## Exercise description
Write out the material exactly. Do not include the pictures.

## Records for the task
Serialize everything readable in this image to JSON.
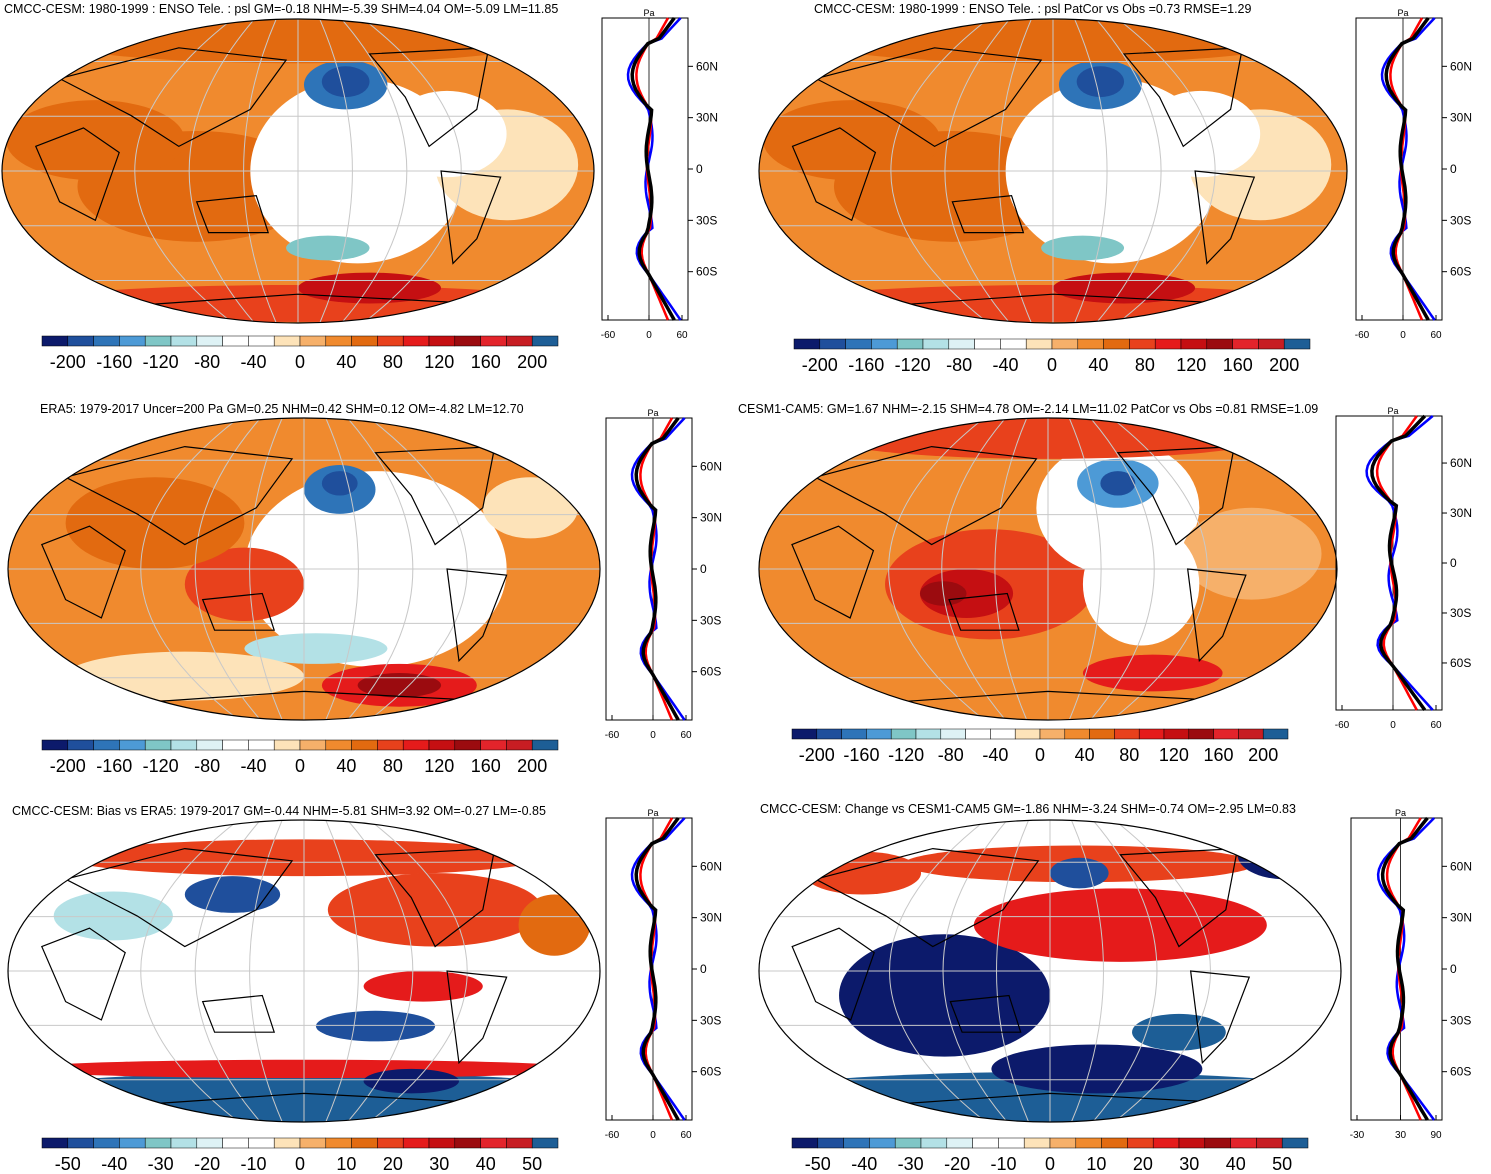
{
  "colors": {
    "diverging": [
      "#0c1a6b",
      "#1f4f9c",
      "#2e74b8",
      "#4d9ad6",
      "#7fc6c6",
      "#b3e1e6",
      "#def2f5",
      "#ffffff",
      "#ffffff",
      "#fde3b9",
      "#f6b06a",
      "#f08a2e",
      "#e26a10",
      "#e8411c",
      "#e51b1b",
      "#c50f12",
      "#9b0b0f",
      "#e3242b",
      "#c71d23",
      "#1d5e96"
    ],
    "obs": "#0000ff",
    "model": "#ff0000",
    "mmm": "#000000",
    "grid": "#c8c8c8",
    "land_outline": "#000000"
  },
  "panels": [
    {
      "title": "CMCC-CESM: 1980-1999 : ENSO Tele. : psl GM=-0.18 NHM=-5.39 SHM=4.04 OM=-5.09 LM=11.85",
      "unit": "Pa",
      "lat_labels": [
        "60N",
        "30N",
        "0",
        "30S",
        "60S"
      ],
      "x_ticks": [
        "-60",
        "0",
        "60"
      ],
      "colorbar": [
        "-200",
        "-160",
        "-120",
        "-80",
        "-40",
        "0",
        "40",
        "80",
        "120",
        "160",
        "200"
      ],
      "kind": "model"
    },
    {
      "title": "CMCC-CESM: 1980-1999 : ENSO Tele. : psl PatCor vs Obs =0.73 RMSE=1.29",
      "unit": "Pa",
      "lat_labels": [
        "60N",
        "30N",
        "0",
        "30S",
        "60S"
      ],
      "x_ticks": [
        "-60",
        "0",
        "60"
      ],
      "colorbar": [
        "-200",
        "-160",
        "-120",
        "-80",
        "-40",
        "0",
        "40",
        "80",
        "120",
        "160",
        "200"
      ],
      "kind": "model"
    },
    {
      "title": "ERA5: 1979-2017 Uncer=200 Pa GM=0.25 NHM=0.42 SHM=0.12 OM=-4.82 LM=12.70",
      "unit": "Pa",
      "lat_labels": [
        "60N",
        "30N",
        "0",
        "30S",
        "60S"
      ],
      "x_ticks": [
        "-60",
        "0",
        "60"
      ],
      "colorbar": [
        "-200",
        "-160",
        "-120",
        "-80",
        "-40",
        "0",
        "40",
        "80",
        "120",
        "160",
        "200"
      ],
      "kind": "obs"
    },
    {
      "title": "CESM1-CAM5: GM=1.67 NHM=-2.15 SHM=4.78 OM=-2.14 LM=11.02 PatCor vs Obs =0.81 RMSE=1.09",
      "unit": "Pa",
      "lat_labels": [
        "60N",
        "30N",
        "0",
        "30S",
        "60S"
      ],
      "x_ticks": [
        "-60",
        "0",
        "60"
      ],
      "colorbar": [
        "-200",
        "-160",
        "-120",
        "-80",
        "-40",
        "0",
        "40",
        "80",
        "120",
        "160",
        "200"
      ],
      "kind": "cesm"
    },
    {
      "title": "CMCC-CESM: Bias vs ERA5: 1979-2017 GM=-0.44 NHM=-5.81 SHM=3.92 OM=-0.27 LM=-0.85",
      "unit": "Pa",
      "lat_labels": [
        "60N",
        "30N",
        "0",
        "30S",
        "60S"
      ],
      "x_ticks": [
        "-60",
        "0",
        "60"
      ],
      "colorbar": [
        "-50",
        "-40",
        "-30",
        "-20",
        "-10",
        "0",
        "10",
        "20",
        "30",
        "40",
        "50"
      ],
      "kind": "bias"
    },
    {
      "title": "CMCC-CESM: Change vs CESM1-CAM5 GM=-1.86 NHM=-3.24 SHM=-0.74 OM=-2.95 LM=0.83",
      "unit": "Pa",
      "lat_labels": [
        "60N",
        "30N",
        "0",
        "30S",
        "60S"
      ],
      "x_ticks": [
        "-30",
        "30",
        "90"
      ],
      "colorbar": [
        "-50",
        "-40",
        "-30",
        "-20",
        "-10",
        "0",
        "10",
        "20",
        "30",
        "40",
        "50"
      ],
      "kind": "change"
    }
  ]
}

## Task output
Serialize everything readable in this image to JSON.
{
  "colors": {
    "diverging": [
      "#0c1a6b",
      "#1f4f9c",
      "#2e74b8",
      "#4d9ad6",
      "#7fc6c6",
      "#b3e1e6",
      "#def2f5",
      "#ffffff",
      "#ffffff",
      "#fde3b9",
      "#f6b06a",
      "#f08a2e",
      "#e26a10",
      "#e8411c",
      "#e51b1b",
      "#c50f12",
      "#9b0b0f",
      "#e3242b",
      "#c71d23",
      "#1d5e96"
    ],
    "obs": "#0000ff",
    "model": "#ff0000",
    "mmm": "#000000",
    "grid": "#c8c8c8",
    "land_outline": "#000000"
  },
  "panels": [
    {
      "title": "CMCC-CESM: 1980-1999 : ENSO Tele. : psl GM=-0.18 NHM=-5.39 SHM=4.04 OM=-5.09 LM=11.85",
      "unit": "Pa",
      "lat_labels": [
        "60N",
        "30N",
        "0",
        "30S",
        "60S"
      ],
      "x_ticks": [
        "-60",
        "0",
        "60"
      ],
      "colorbar": [
        "-200",
        "-160",
        "-120",
        "-80",
        "-40",
        "0",
        "40",
        "80",
        "120",
        "160",
        "200"
      ],
      "kind": "model"
    },
    {
      "title": "CMCC-CESM: 1980-1999 : ENSO Tele. : psl PatCor vs Obs =0.73 RMSE=1.29",
      "unit": "Pa",
      "lat_labels": [
        "60N",
        "30N",
        "0",
        "30S",
        "60S"
      ],
      "x_ticks": [
        "-60",
        "0",
        "60"
      ],
      "colorbar": [
        "-200",
        "-160",
        "-120",
        "-80",
        "-40",
        "0",
        "40",
        "80",
        "120",
        "160",
        "200"
      ],
      "kind": "model"
    },
    {
      "title": "ERA5: 1979-2017 Uncer=200 Pa GM=0.25 NHM=0.42 SHM=0.12 OM=-4.82 LM=12.70",
      "unit": "Pa",
      "lat_labels": [
        "60N",
        "30N",
        "0",
        "30S",
        "60S"
      ],
      "x_ticks": [
        "-60",
        "0",
        "60"
      ],
      "colorbar": [
        "-200",
        "-160",
        "-120",
        "-80",
        "-40",
        "0",
        "40",
        "80",
        "120",
        "160",
        "200"
      ],
      "kind": "obs"
    },
    {
      "title": "CESM1-CAM5: GM=1.67 NHM=-2.15 SHM=4.78 OM=-2.14 LM=11.02 PatCor vs Obs =0.81 RMSE=1.09",
      "unit": "Pa",
      "lat_labels": [
        "60N",
        "30N",
        "0",
        "30S",
        "60S"
      ],
      "x_ticks": [
        "-60",
        "0",
        "60"
      ],
      "colorbar": [
        "-200",
        "-160",
        "-120",
        "-80",
        "-40",
        "0",
        "40",
        "80",
        "120",
        "160",
        "200"
      ],
      "kind": "cesm"
    },
    {
      "title": "CMCC-CESM: Bias vs ERA5: 1979-2017 GM=-0.44 NHM=-5.81 SHM=3.92 OM=-0.27 LM=-0.85",
      "unit": "Pa",
      "lat_labels": [
        "60N",
        "30N",
        "0",
        "30S",
        "60S"
      ],
      "x_ticks": [
        "-60",
        "0",
        "60"
      ],
      "colorbar": [
        "-50",
        "-40",
        "-30",
        "-20",
        "-10",
        "0",
        "10",
        "20",
        "30",
        "40",
        "50"
      ],
      "kind": "bias"
    },
    {
      "title": "CMCC-CESM: Change vs CESM1-CAM5 GM=-1.86 NHM=-3.24 SHM=-0.74 OM=-2.95 LM=0.83",
      "unit": "Pa",
      "lat_labels": [
        "60N",
        "30N",
        "0",
        "30S",
        "60S"
      ],
      "x_ticks": [
        "-30",
        "30",
        "90"
      ],
      "colorbar": [
        "-50",
        "-40",
        "-30",
        "-20",
        "-10",
        "0",
        "10",
        "20",
        "30",
        "40",
        "50"
      ],
      "kind": "change"
    }
  ]
}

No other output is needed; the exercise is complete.